» AVAILABLE RECORDS
>>>
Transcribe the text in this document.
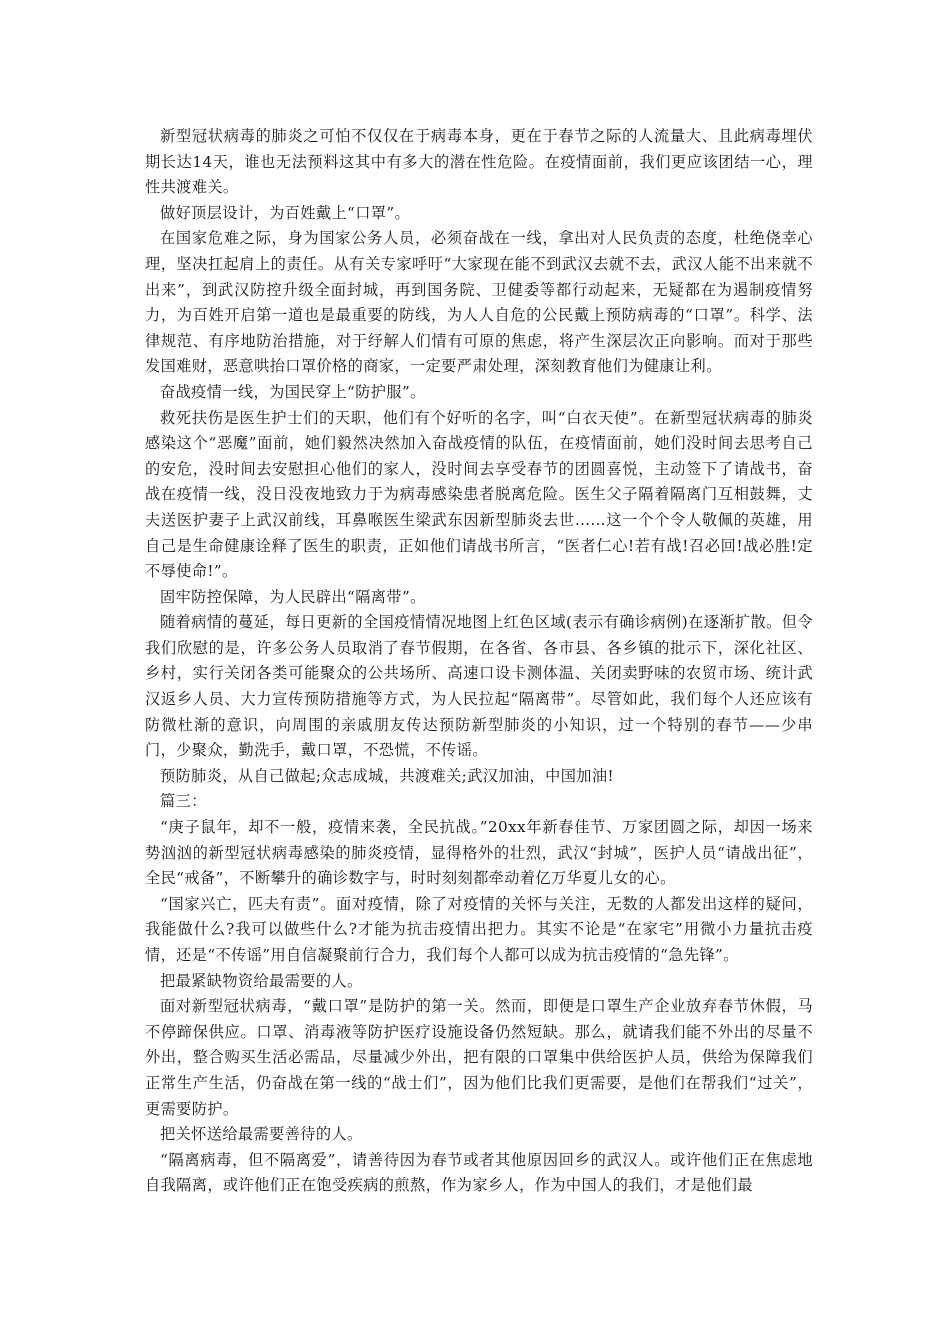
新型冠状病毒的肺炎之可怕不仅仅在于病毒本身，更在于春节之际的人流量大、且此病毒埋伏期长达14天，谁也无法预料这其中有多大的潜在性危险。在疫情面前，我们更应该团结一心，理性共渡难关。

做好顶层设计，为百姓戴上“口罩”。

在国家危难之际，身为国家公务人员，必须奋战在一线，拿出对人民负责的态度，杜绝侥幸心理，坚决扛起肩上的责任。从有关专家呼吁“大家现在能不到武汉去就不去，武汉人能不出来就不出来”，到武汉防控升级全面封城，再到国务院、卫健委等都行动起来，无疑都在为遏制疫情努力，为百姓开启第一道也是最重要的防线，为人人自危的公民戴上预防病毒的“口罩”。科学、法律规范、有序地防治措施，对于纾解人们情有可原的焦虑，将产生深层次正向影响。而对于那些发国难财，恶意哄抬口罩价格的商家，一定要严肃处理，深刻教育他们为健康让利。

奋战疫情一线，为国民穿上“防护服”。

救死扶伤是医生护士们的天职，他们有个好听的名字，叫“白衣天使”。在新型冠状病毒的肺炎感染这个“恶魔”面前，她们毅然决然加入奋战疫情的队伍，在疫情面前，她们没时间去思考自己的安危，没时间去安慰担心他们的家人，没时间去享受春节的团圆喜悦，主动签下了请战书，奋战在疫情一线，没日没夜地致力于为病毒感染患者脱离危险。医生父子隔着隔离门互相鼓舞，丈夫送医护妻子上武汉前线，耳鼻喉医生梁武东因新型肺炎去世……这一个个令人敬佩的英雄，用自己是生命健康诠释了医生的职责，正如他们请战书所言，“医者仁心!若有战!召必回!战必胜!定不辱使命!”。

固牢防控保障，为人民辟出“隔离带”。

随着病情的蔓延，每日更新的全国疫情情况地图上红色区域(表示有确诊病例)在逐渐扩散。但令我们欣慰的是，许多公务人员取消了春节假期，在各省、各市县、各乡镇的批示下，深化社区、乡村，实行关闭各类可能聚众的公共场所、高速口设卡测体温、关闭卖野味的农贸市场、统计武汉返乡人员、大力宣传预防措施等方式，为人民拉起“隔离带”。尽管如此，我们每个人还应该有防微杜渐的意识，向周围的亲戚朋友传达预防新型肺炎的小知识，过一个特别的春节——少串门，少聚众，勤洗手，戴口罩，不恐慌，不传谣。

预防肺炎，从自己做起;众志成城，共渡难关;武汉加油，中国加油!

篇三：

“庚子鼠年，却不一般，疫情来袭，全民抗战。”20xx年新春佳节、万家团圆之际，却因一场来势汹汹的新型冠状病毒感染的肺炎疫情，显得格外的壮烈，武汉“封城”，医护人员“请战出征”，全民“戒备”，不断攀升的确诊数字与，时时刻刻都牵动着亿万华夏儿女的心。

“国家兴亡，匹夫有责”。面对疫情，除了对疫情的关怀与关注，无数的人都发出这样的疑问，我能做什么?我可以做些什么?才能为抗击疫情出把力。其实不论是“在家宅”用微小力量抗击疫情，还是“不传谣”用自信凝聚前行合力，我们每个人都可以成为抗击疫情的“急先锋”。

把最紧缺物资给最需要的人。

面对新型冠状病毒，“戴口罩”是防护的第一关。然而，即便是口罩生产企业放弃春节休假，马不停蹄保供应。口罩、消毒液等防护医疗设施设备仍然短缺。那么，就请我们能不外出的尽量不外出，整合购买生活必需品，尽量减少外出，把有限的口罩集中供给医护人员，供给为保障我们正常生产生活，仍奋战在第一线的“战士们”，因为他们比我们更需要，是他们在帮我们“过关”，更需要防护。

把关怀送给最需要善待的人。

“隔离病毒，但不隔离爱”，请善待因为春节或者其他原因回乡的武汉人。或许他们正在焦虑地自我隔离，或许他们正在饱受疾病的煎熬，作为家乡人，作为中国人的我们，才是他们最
<<<
» SET TASK
Copy out the records above in full, exactly as written, but not the pictures.

» ANSWER TO THIS EXERCISE
Transcribe the text in this document.
新型冠状病毒的肺炎之可怕不仅仅在于病毒本身，更在于春节之际的人流量大、且此病毒埋伏期长达14天，谁也无法预料这其中有多大的潜在性危险。在疫情面前，我们更应该团结一心，理性共渡难关。

做好顶层设计，为百姓戴上“口罩”。

在国家危难之际，身为国家公务人员，必须奋战在一线，拿出对人民负责的态度，杜绝侥幸心理，坚决扛起肩上的责任。从有关专家呼吁“大家现在能不到武汉去就不去，武汉人能不出来就不出来”，到武汉防控升级全面封城，再到国务院、卫健委等都行动起来，无疑都在为遏制疫情努力，为百姓开启第一道也是最重要的防线，为人人自危的公民戴上预防病毒的“口罩”。科学、法律规范、有序地防治措施，对于纾解人们情有可原的焦虑，将产生深层次正向影响。而对于那些发国难财，恶意哄抬口罩价格的商家，一定要严肃处理，深刻教育他们为健康让利。

奋战疫情一线，为国民穿上“防护服”。

救死扶伤是医生护士们的天职，他们有个好听的名字，叫“白衣天使”。在新型冠状病毒的肺炎感染这个“恶魔”面前，她们毅然决然加入奋战疫情的队伍，在疫情面前，她们没时间去思考自己的安危，没时间去安慰担心他们的家人，没时间去享受春节的团圆喜悦，主动签下了请战书，奋战在疫情一线，没日没夜地致力于为病毒感染患者脱离危险。医生父子隔着隔离门互相鼓舞，丈夫送医护妻子上武汉前线，耳鼻喉医生梁武东因新型肺炎去世……这一个个令人敬佩的英雄，用自己是生命健康诠释了医生的职责，正如他们请战书所言，“医者仁心!若有战!召必回!战必胜!定不辱使命!”。

固牢防控保障，为人民辟出“隔离带”。

随着病情的蔓延，每日更新的全国疫情情况地图上红色区域(表示有确诊病例)在逐渐扩散。但令我们欣慰的是，许多公务人员取消了春节假期，在各省、各市县、各乡镇的批示下，深化社区、乡村，实行关闭各类可能聚众的公共场所、高速口设卡测体温、关闭卖野味的农贸市场、统计武汉返乡人员、大力宣传预防措施等方式，为人民拉起“隔离带”。尽管如此，我们每个人还应该有防微杜渐的意识，向周围的亲戚朋友传达预防新型肺炎的小知识，过一个特别的春节——少串门，少聚众，勤洗手，戴口罩，不恐慌，不传谣。

预防肺炎，从自己做起;众志成城，共渡难关;武汉加油，中国加油!

篇三：

“庚子鼠年，却不一般，疫情来袭，全民抗战。”20xx年新春佳节、万家团圆之际，却因一场来势汹汹的新型冠状病毒感染的肺炎疫情，显得格外的壮烈，武汉“封城”，医护人员“请战出征”，全民“戒备”，不断攀升的确诊数字与，时时刻刻都牵动着亿万华夏儿女的心。

“国家兴亡，匹夫有责”。面对疫情，除了对疫情的关怀与关注，无数的人都发出这样的疑问，我能做什么?我可以做些什么?才能为抗击疫情出把力。其实不论是“在家宅”用微小力量抗击疫情，还是“不传谣”用自信凝聚前行合力，我们每个人都可以成为抗击疫情的“急先锋”。

把最紧缺物资给最需要的人。

面对新型冠状病毒，“戴口罩”是防护的第一关。然而，即便是口罩生产企业放弃春节休假，马不停蹄保供应。口罩、消毒液等防护医疗设施设备仍然短缺。那么，就请我们能不外出的尽量不外出，整合购买生活必需品，尽量减少外出，把有限的口罩集中供给医护人员，供给为保障我们正常生产生活，仍奋战在第一线的“战士们”，因为他们比我们更需要，是他们在帮我们“过关”，更需要防护。

把关怀送给最需要善待的人。

“隔离病毒，但不隔离爱”，请善待因为春节或者其他原因回乡的武汉人。或许他们正在焦虑地自我隔离，或许他们正在饱受疾病的煎熬，作为家乡人，作为中国人的我们，才是他们最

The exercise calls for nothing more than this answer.